== WHAT THIS TASK INVOLVES ==
Repeat, exactly and completely, the entries shown underneath.

------ STORED ROWS

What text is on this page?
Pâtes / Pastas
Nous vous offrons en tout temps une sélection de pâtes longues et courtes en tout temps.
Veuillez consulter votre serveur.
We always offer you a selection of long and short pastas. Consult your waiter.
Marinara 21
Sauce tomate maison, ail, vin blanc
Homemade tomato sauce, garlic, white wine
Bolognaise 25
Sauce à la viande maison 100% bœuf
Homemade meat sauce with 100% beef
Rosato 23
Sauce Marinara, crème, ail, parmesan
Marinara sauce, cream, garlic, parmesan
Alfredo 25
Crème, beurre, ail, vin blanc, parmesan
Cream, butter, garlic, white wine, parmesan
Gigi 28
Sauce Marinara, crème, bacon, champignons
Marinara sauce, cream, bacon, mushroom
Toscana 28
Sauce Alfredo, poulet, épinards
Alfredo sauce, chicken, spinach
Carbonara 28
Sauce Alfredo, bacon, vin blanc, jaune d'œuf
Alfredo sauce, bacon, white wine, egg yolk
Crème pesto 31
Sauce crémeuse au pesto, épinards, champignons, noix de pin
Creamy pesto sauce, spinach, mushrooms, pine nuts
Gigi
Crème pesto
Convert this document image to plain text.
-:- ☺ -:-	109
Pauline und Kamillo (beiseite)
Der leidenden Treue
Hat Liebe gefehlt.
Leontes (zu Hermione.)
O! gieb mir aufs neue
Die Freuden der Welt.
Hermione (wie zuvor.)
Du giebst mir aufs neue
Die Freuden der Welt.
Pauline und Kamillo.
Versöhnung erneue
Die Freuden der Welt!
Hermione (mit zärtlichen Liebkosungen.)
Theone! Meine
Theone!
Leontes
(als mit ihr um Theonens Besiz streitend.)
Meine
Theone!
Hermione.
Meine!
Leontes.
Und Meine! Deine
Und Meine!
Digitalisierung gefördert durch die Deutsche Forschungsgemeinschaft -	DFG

------------

== WRITTEN SOLUTION ==
What text is on this page?
Pâtes / Pastas
Nous vous offrons en tout temps une sélection de pâtes longues et courtes en tout temps.
Veuillez consulter votre serveur.
We always offer you a selection of long and short pastas. Consult your waiter.
Marinara 21
Sauce tomate maison, ail, vin blanc
Homemade tomato sauce, garlic, white wine
Bolognaise 25
Sauce à la viande maison 100% bœuf
Homemade meat sauce with 100% beef
Rosato 23
Sauce Marinara, crème, ail, parmesan
Marinara sauce, cream, garlic, parmesan
Alfredo 25
Crème, beurre, ail, vin blanc, parmesan
Cream, butter, garlic, white wine, parmesan
Gigi 28
Sauce Marinara, crème, bacon, champignons
Marinara sauce, cream, bacon, mushroom
Toscana 28
Sauce Alfredo, poulet, épinards
Alfredo sauce, chicken, spinach
Carbonara 28
Sauce Alfredo, bacon, vin blanc, jaune d'œuf
Alfredo sauce, bacon, white wine, egg yolk
Crème pesto 31
Sauce crémeuse au pesto, épinards, champignons, noix de pin
Creamy pesto sauce, spinach, mushrooms, pine nuts
Gigi
Crème pesto
Convert this document image to plain text.
-:- ☺ -:-	109
Pauline und Kamillo (beiseite)
Der leidenden Treue
Hat Liebe gefehlt.
Leontes (zu Hermione.)
O! gieb mir aufs neue
Die Freuden der Welt.
Hermione (wie zuvor.)
Du giebst mir aufs neue
Die Freuden der Welt.
Pauline und Kamillo.
Versöhnung erneue
Die Freuden der Welt!
Hermione (mit zärtlichen Liebkosungen.)
Theone! Meine
Theone!
Leontes
(als mit ihr um Theonens Besiz streitend.)
Meine
Theone!
Hermione.
Meine!
Leontes.
Und Meine! Deine
Und Meine!
Digitalisierung gefördert durch die Deutsche Forschungsgemeinschaft -	DFG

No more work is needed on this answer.